* [What you need to do]: Put each line of the material below, from the start through the line containing "field-cell [118, 146, 125, 154]", into a numbered list, leaving out any blank lines.

─── Input records ───

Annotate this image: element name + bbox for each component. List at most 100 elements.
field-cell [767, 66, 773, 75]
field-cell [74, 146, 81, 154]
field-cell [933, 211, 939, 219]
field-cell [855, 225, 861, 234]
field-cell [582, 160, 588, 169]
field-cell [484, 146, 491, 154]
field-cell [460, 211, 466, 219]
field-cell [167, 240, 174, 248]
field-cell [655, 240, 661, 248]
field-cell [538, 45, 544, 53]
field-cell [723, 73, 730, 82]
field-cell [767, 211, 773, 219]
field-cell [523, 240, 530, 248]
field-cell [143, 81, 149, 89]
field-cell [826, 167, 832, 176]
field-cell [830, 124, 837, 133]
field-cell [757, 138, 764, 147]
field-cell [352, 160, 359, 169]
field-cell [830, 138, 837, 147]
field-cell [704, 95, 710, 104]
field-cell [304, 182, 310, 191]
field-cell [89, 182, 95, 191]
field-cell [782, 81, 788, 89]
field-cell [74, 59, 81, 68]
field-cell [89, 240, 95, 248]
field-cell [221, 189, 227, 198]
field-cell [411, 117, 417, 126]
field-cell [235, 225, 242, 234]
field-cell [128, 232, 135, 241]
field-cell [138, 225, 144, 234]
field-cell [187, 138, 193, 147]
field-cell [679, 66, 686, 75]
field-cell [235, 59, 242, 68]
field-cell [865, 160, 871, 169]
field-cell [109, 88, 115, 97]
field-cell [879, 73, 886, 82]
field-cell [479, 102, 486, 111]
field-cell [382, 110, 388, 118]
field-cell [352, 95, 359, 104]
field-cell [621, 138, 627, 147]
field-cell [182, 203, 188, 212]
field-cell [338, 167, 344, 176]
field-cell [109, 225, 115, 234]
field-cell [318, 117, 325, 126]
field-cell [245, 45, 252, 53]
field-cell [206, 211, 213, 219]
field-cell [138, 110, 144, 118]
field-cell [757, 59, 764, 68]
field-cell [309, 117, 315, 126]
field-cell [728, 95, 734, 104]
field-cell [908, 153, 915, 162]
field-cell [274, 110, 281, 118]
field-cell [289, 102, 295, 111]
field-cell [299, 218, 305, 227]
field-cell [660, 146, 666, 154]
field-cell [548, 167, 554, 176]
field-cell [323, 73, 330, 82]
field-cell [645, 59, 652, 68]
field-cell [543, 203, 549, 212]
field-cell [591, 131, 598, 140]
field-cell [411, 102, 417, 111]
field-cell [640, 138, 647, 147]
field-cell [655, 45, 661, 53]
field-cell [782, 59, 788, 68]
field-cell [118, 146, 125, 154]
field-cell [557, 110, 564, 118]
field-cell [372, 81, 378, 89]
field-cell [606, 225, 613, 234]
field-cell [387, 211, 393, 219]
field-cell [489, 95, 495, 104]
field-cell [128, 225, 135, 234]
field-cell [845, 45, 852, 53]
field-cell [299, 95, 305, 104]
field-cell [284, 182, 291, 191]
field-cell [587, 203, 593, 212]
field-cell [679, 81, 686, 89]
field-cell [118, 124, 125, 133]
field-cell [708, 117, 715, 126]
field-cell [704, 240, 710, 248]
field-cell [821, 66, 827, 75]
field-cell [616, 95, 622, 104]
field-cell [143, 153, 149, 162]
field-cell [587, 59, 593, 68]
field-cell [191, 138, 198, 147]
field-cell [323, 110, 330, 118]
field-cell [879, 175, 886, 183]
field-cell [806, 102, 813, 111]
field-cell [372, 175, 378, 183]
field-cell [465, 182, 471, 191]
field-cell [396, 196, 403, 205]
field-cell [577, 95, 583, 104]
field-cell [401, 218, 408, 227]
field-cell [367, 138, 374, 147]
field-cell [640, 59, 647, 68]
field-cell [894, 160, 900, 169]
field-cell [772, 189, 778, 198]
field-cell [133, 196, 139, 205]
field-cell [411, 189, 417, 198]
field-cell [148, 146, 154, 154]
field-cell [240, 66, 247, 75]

───

* [The output]:
1. Annotate this image: element name + bbox for each component. List at most 100 elements.
2. field-cell [767, 66, 773, 75]
3. field-cell [74, 146, 81, 154]
4. field-cell [933, 211, 939, 219]
5. field-cell [855, 225, 861, 234]
6. field-cell [582, 160, 588, 169]
7. field-cell [484, 146, 491, 154]
8. field-cell [460, 211, 466, 219]
9. field-cell [167, 240, 174, 248]
10. field-cell [655, 240, 661, 248]
11. field-cell [538, 45, 544, 53]
12. field-cell [723, 73, 730, 82]
13. field-cell [767, 211, 773, 219]
14. field-cell [523, 240, 530, 248]
15. field-cell [143, 81, 149, 89]
16. field-cell [826, 167, 832, 176]
17. field-cell [830, 124, 837, 133]
18. field-cell [757, 138, 764, 147]
19. field-cell [352, 160, 359, 169]
20. field-cell [830, 138, 837, 147]
21. field-cell [704, 95, 710, 104]
22. field-cell [304, 182, 310, 191]
23. field-cell [89, 182, 95, 191]
24. field-cell [782, 81, 788, 89]
25. field-cell [74, 59, 81, 68]
26. field-cell [89, 240, 95, 248]
27. field-cell [221, 189, 227, 198]
28. field-cell [411, 117, 417, 126]
29. field-cell [235, 225, 242, 234]
30. field-cell [128, 232, 135, 241]
31. field-cell [138, 225, 144, 234]
32. field-cell [187, 138, 193, 147]
33. field-cell [679, 66, 686, 75]
34. field-cell [235, 59, 242, 68]
35. field-cell [865, 160, 871, 169]
36. field-cell [109, 88, 115, 97]
37. field-cell [879, 73, 886, 82]
38. field-cell [479, 102, 486, 111]
39. field-cell [382, 110, 388, 118]
40. field-cell [352, 95, 359, 104]
41. field-cell [621, 138, 627, 147]
42. field-cell [182, 203, 188, 212]
43. field-cell [338, 167, 344, 176]
44. field-cell [109, 225, 115, 234]
45. field-cell [318, 117, 325, 126]
46. field-cell [245, 45, 252, 53]
47. field-cell [206, 211, 213, 219]
48. field-cell [138, 110, 144, 118]
49. field-cell [757, 59, 764, 68]
50. field-cell [309, 117, 315, 126]
51. field-cell [728, 95, 734, 104]
52. field-cell [908, 153, 915, 162]
53. field-cell [274, 110, 281, 118]
54. field-cell [289, 102, 295, 111]
55. field-cell [299, 218, 305, 227]
56. field-cell [660, 146, 666, 154]
57. field-cell [548, 167, 554, 176]
58. field-cell [323, 73, 330, 82]
59. field-cell [645, 59, 652, 68]
60. field-cell [543, 203, 549, 212]
61. field-cell [591, 131, 598, 140]
62. field-cell [411, 102, 417, 111]
63. field-cell [640, 138, 647, 147]
64. field-cell [655, 45, 661, 53]
65. field-cell [782, 59, 788, 68]
66. field-cell [118, 146, 125, 154]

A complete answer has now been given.